## Excerpt
begin
It also includes annexes on Products which may be installed without testing and/or approval and Fire protection materials and required approval test methods. 
 
Lifeboat release mechanisms amendments to be adopted
The MSC will consider the adoption of a draft amendment to SOLAS regulation III/1, to require lifeboat on-load release mechanisms not complying with new International Life-Saving Appliances (LSA) Code requirements, to be replaced no later than the next scheduled dry-docking of the ship, following entry into force of the SOLAS amendment. Related amendments to the LSA Code, which require safer design of on-load release mechanisms, will also be considered for adoption.
 
Furthermore, the Committee will consider for approval draft Guidelines for evaluation and replacement of lifeboat release and retrieval systems, referred to in the draft amendment to SOLAS regulation III/1. The guidelines and related proposed SOLAS amendment were finalized by an intersessional working group which met in October 2010. 
 
The proposed SOLAS amendment is intended to ensure new, stricter, safety standards for lifeboat release hooks, aimed at preventing accidents involving lifeboats, and will result in the review and possible replacement of  a large number of release hooks for lifeboats, thereby requiring action from all involved parties, including flag States, manufacturers, shipowners, surveyors.
 
Other amendments for adoption
The MSC will also consider for adoption:
 
• draft amendments to SOLAS regulation V/18 to require annual testing of  automatic identification system (AIS);
• draft amendments to SOLAS regulation V/23 on pilot transfer arrangements, to update and to improve safety aspects for pilot transfer;
• draft amendments to safety certificates in the SOLAS appendix and SOLAS Protocol of 1988, relating to references to alternative design and arrangements;
• draft amendments to the International Convention for Safe Containers, 1972, to include addition of new paragraphs in Regulation 1 Safety Approval Plate, specifying the validity and elements to be included in approved examination programmes; the addition of a new test for containers being approved for operation with one door removed; and the addition of a new annex III Control and Verification, which provides specific control measures to enable authorized officers to assess the integrity of structurally sensitive components of containers and to help them decide whether a container is safe to continue in transportation or whether it should be stopped until remedial action has been taken; and
• a draft new chapter 9 of the International Code for Fire Safety Systems (FSS Code), related to fixed fire detection and fire alarm systems.
 
Piracy and armed robbery against ships to be discussed
The MSC will review the latest statistics on piracy and armed robbery against ships, in particular in relation to the situation off the coast of Somalia and in the Gulf of Aden, where ships continue to be attacked and hijacked, despite the concerted efforts of the international community, spearheaded by IMO, navies and the industry, to protect shipping. The Committee will be updated on measures taken by IMO to assist States in implementing the Djibouti Code of Conduct concerning the repression of piracy and armed robbery against ships in the western Indian Ocean and the Gulf of Aden.
end
## Data block
begin
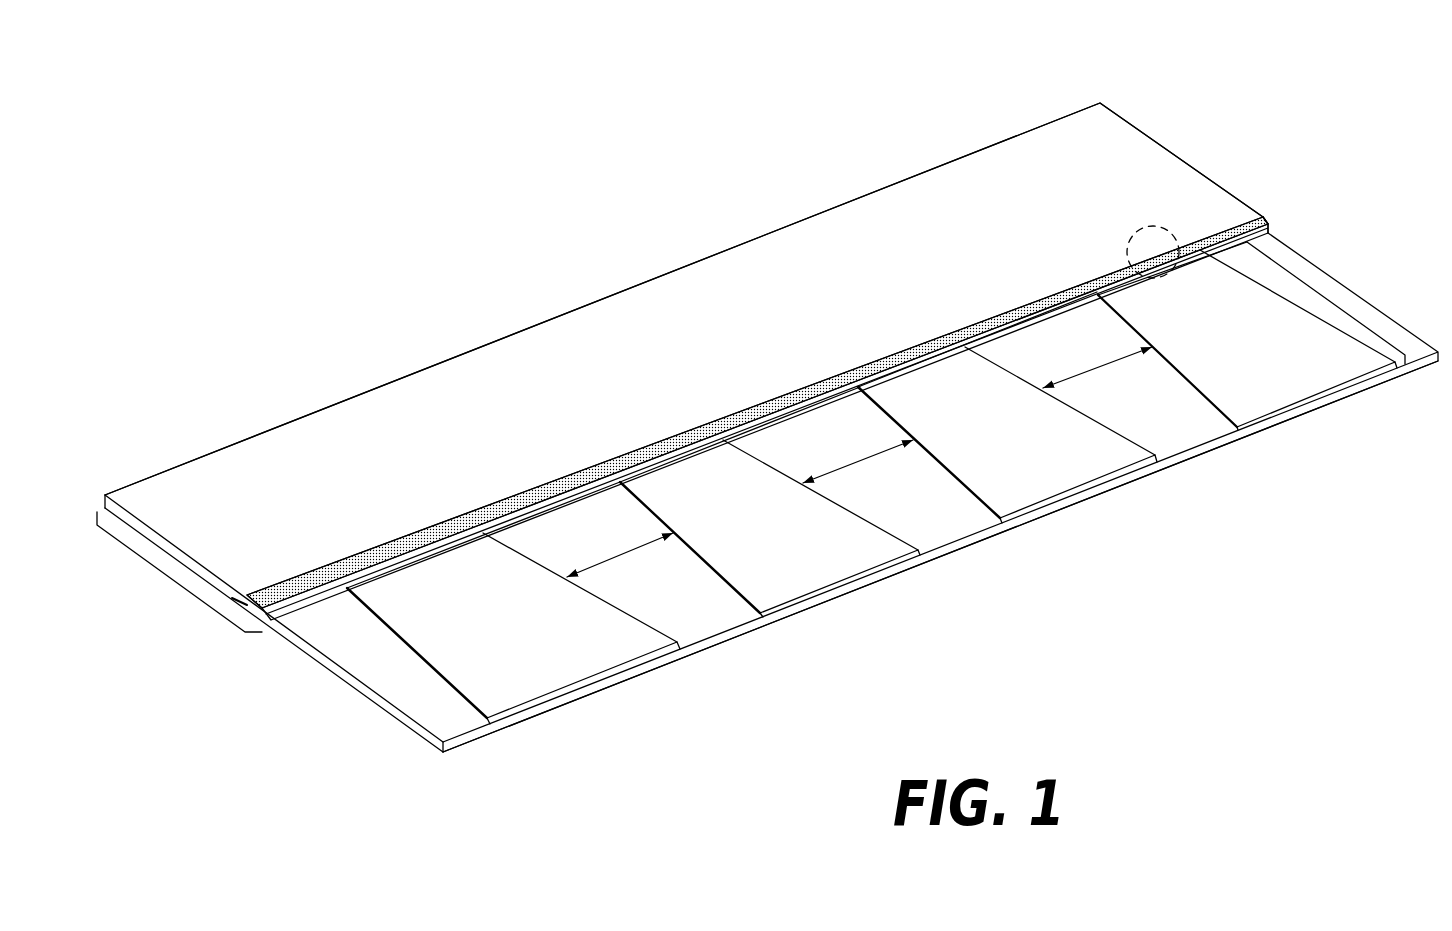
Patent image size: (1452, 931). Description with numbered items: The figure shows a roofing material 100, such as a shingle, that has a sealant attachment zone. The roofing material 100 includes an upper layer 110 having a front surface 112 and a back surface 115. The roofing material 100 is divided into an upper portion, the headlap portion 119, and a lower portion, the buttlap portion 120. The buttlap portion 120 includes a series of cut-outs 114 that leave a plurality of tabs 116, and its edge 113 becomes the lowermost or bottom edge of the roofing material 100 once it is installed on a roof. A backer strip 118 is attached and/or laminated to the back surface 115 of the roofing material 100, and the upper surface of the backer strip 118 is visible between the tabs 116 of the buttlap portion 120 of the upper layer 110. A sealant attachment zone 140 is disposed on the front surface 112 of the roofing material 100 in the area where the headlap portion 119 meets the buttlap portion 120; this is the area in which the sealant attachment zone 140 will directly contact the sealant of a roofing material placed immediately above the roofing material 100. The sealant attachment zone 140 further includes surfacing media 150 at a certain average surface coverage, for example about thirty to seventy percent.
end
## Problem details
Using the excerpt on the MSC agenda, explain in one to three sentences why the proposed SOLAS amendment on lifeboat release hooks calls for action from flag States, manufacturers, shipowners and surveyors.

## Worked solution
The amendment would set new, stricter safety standards for lifeboat release hooks to prevent accidents involving lifeboats. As a result, a large number of release hooks would have to be reviewed and possibly replaced, which requires action from all involved parties.